TASK DIRECTIONS: Omit every picture and write out the rest of the records exactly.

ENTRIES:
-.-.-

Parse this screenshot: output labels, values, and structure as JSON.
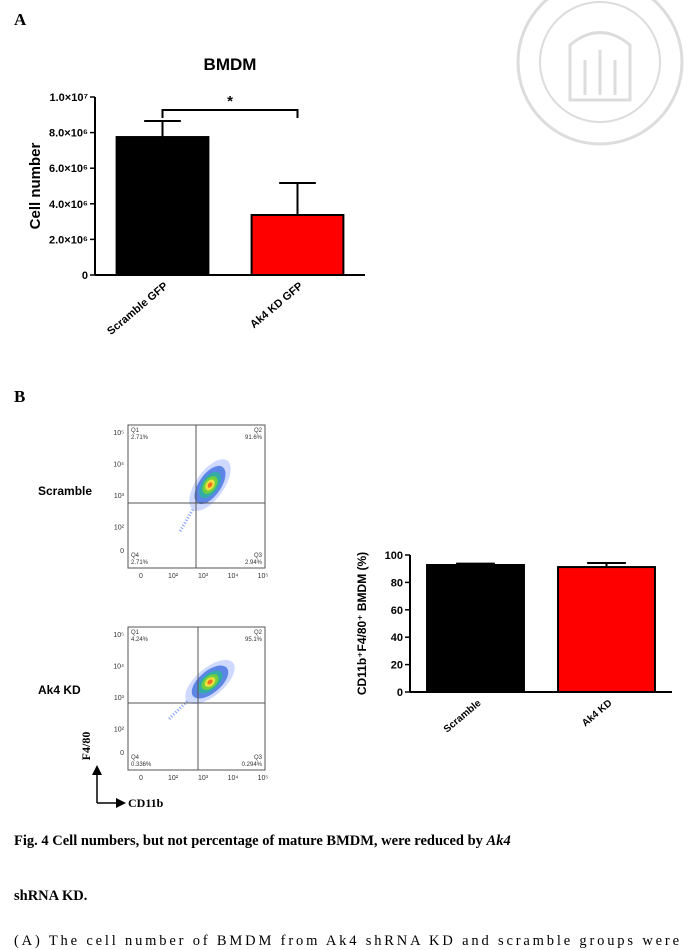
{
  "panels": [
    {
      "label": "A"
    },
    {
      "label": "B"
    }
  ],
  "chart_data": [
    {
      "type": "bar",
      "title": "BMDM",
      "y_label": "Cell number",
      "categories": [
        "Scramble GFP",
        "Ak4 KD GFP"
      ],
      "values": [
        7750000,
        3370000
      ],
      "errors": [
        900000,
        1800000
      ],
      "colors": [
        "#000000",
        "#ff0000"
      ],
      "ylim": [
        0,
        10000000
      ],
      "yticks": [
        0,
        {
          "value": 2000000,
          "label": "2.0×10⁶"
        },
        {
          "value": 4000000,
          "label": "4.0×10⁶"
        },
        {
          "value": 6000000,
          "label": "6.0×10⁶"
        },
        {
          "value": 8000000,
          "label": "8.0×10⁶"
        },
        {
          "value": 10000000,
          "label": "1.0×10⁷"
        }
      ],
      "significance": "*"
    },
    {
      "type": "bar",
      "y_label": "CD11b⁺F4/80⁺ BMDM (%)",
      "categories": [
        "Scramble",
        "Ak4 KD"
      ],
      "values": [
        92.7,
        91.2
      ],
      "errors": [
        1.0,
        3.0
      ],
      "colors": [
        "#000000",
        "#ff0000"
      ],
      "ylim": [
        0,
        100
      ],
      "yticks": [
        0,
        20,
        40,
        60,
        80,
        100
      ]
    }
  ],
  "flow": {
    "x_label": "CD11b",
    "y_label": "F4/80",
    "xticks": [
      "0",
      "10²",
      "10³",
      "10⁴",
      "10⁵"
    ],
    "yticks": [
      "10⁵",
      "10⁴",
      "10³",
      "10²",
      "0"
    ],
    "plots": [
      {
        "sample": "Scramble",
        "quadrants": [
          {
            "name": "Q1",
            "percent": "2.71%"
          },
          {
            "name": "Q2",
            "percent": "91.6%"
          },
          {
            "name": "Q3",
            "percent": "2.94%"
          },
          {
            "name": "Q4",
            "percent": "2.71%"
          }
        ]
      },
      {
        "sample": "Ak4 KD",
        "quadrants": [
          {
            "name": "Q1",
            "percent": "4.24%"
          },
          {
            "name": "Q2",
            "percent": "95.1%"
          },
          {
            "name": "Q3",
            "percent": "0.294%"
          },
          {
            "name": "Q4",
            "percent": "0.336%"
          }
        ]
      }
    ]
  },
  "caption": {
    "title_parts": [
      "Fig. 4 Cell numbers, but not percentage of mature BMDM, were reduced by ",
      "Ak4",
      "shRNA KD."
    ],
    "body": "(A) The cell number of BMDM from Ak4 shRNA KD and scramble groups were"
  }
}
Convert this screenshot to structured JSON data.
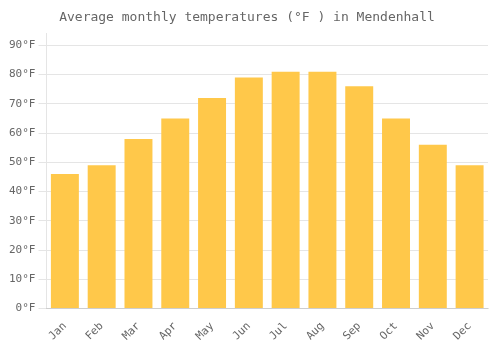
{
  "chart_data": {
    "type": "bar",
    "title": "Average monthly temperatures (°F ) in Mendenhall",
    "categories": [
      "Jan",
      "Feb",
      "Mar",
      "Apr",
      "May",
      "Jun",
      "Jul",
      "Aug",
      "Sep",
      "Oct",
      "Nov",
      "Dec"
    ],
    "values": [
      46,
      49,
      58,
      65,
      72,
      79,
      81,
      81,
      76,
      65,
      56,
      49
    ],
    "color": "#FFC84A",
    "ylim": [
      0,
      94
    ],
    "yticks": [
      {
        "value": 0,
        "label": "0°F"
      },
      {
        "value": 10,
        "label": "10°F"
      },
      {
        "value": 20,
        "label": "20°F"
      },
      {
        "value": 30,
        "label": "30°F"
      },
      {
        "value": 40,
        "label": "40°F"
      },
      {
        "value": 50,
        "label": "50°F"
      },
      {
        "value": 60,
        "label": "60°F"
      },
      {
        "value": 70,
        "label": "70°F"
      },
      {
        "value": 80,
        "label": "80°F"
      },
      {
        "value": 90,
        "label": "90°F"
      }
    ],
    "grid": true
  }
}
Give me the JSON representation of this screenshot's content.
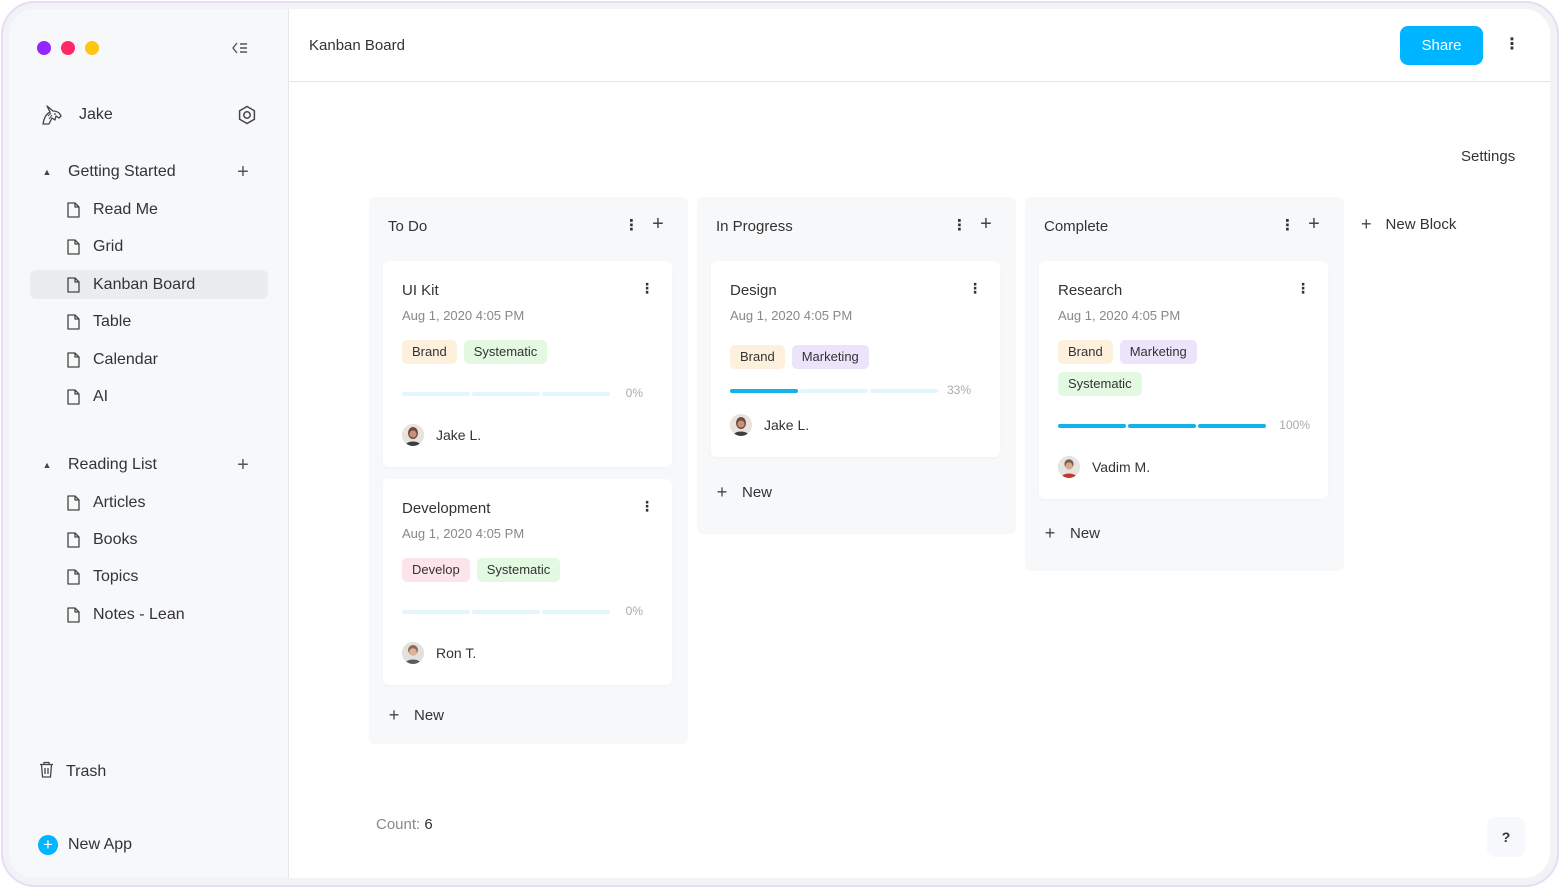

-.-.-

TASK RESPONSE:
Parse this screenshot: output labels, values, and structure as JSON.
{
  "panels": [
    {
      "label": "A"
    },
    {
      "label": "B"
    }
  ],
  "chart_data": [
    {
      "type": "bar",
      "title": "BMDM",
      "y_label": "Cell number",
      "categories": [
        "Scramble GFP",
        "Ak4 KD GFP"
      ],
      "values": [
        7750000,
        3370000
      ],
      "errors": [
        900000,
        1800000
      ],
      "colors": [
        "#000000",
        "#ff0000"
      ],
      "ylim": [
        0,
        10000000
      ],
      "yticks": [
        0,
        {
          "value": 2000000,
          "label": "2.0×10⁶"
        },
        {
          "value": 4000000,
          "label": "4.0×10⁶"
        },
        {
          "value": 6000000,
          "label": "6.0×10⁶"
        },
        {
          "value": 8000000,
          "label": "8.0×10⁶"
        },
        {
          "value": 10000000,
          "label": "1.0×10⁷"
        }
      ],
      "significance": "*"
    },
    {
      "type": "bar",
      "y_label": "CD11b⁺F4/80⁺ BMDM (%)",
      "categories": [
        "Scramble",
        "Ak4 KD"
      ],
      "values": [
        92.7,
        91.2
      ],
      "errors": [
        1.0,
        3.0
      ],
      "colors": [
        "#000000",
        "#ff0000"
      ],
      "ylim": [
        0,
        100
      ],
      "yticks": [
        0,
        20,
        40,
        60,
        80,
        100
      ]
    }
  ],
  "flow": {
    "x_label": "CD11b",
    "y_label": "F4/80",
    "xticks": [
      "0",
      "10²",
      "10³",
      "10⁴",
      "10⁵"
    ],
    "yticks": [
      "10⁵",
      "10⁴",
      "10³",
      "10²",
      "0"
    ],
    "plots": [
      {
        "sample": "Scramble",
        "quadrants": [
          {
            "name": "Q1",
            "percent": "2.71%"
          },
          {
            "name": "Q2",
            "percent": "91.6%"
          },
          {
            "name": "Q3",
            "percent": "2.94%"
          },
          {
            "name": "Q4",
            "percent": "2.71%"
          }
        ]
      },
      {
        "sample": "Ak4 KD",
        "quadrants": [
          {
            "name": "Q1",
            "percent": "4.24%"
          },
          {
            "name": "Q2",
            "percent": "95.1%"
          },
          {
            "name": "Q3",
            "percent": "0.294%"
          },
          {
            "name": "Q4",
            "percent": "0.336%"
          }
        ]
      }
    ]
  },
  "caption": {
    "title_parts": [
      "Fig. 4 Cell numbers, but not percentage of mature BMDM, were reduced by ",
      "Ak4",
      "shRNA KD."
    ],
    "body": "(A) The cell number of BMDM from Ak4 shRNA KD and scramble groups were"
  }
}
Convert this screenshot to structured JSON data.
{
  "chart_data": {
    "type": "bar",
    "title": "Average monthly temperatures (°F ) in Mendenhall",
    "categories": [
      "Jan",
      "Feb",
      "Mar",
      "Apr",
      "May",
      "Jun",
      "Jul",
      "Aug",
      "Sep",
      "Oct",
      "Nov",
      "Dec"
    ],
    "values": [
      46,
      49,
      58,
      65,
      72,
      79,
      81,
      81,
      76,
      65,
      56,
      49
    ],
    "color": "#FFC84A",
    "ylim": [
      0,
      94
    ],
    "yticks": [
      {
        "value": 0,
        "label": "0°F"
      },
      {
        "value": 10,
        "label": "10°F"
      },
      {
        "value": 20,
        "label": "20°F"
      },
      {
        "value": 30,
        "label": "30°F"
      },
      {
        "value": 40,
        "label": "40°F"
      },
      {
        "value": 50,
        "label": "50°F"
      },
      {
        "value": 60,
        "label": "60°F"
      },
      {
        "value": 70,
        "label": "70°F"
      },
      {
        "value": 80,
        "label": "80°F"
      },
      {
        "value": 90,
        "label": "90°F"
      }
    ],
    "grid": true
  }
}
Give me the JSON representation of this screenshot's content.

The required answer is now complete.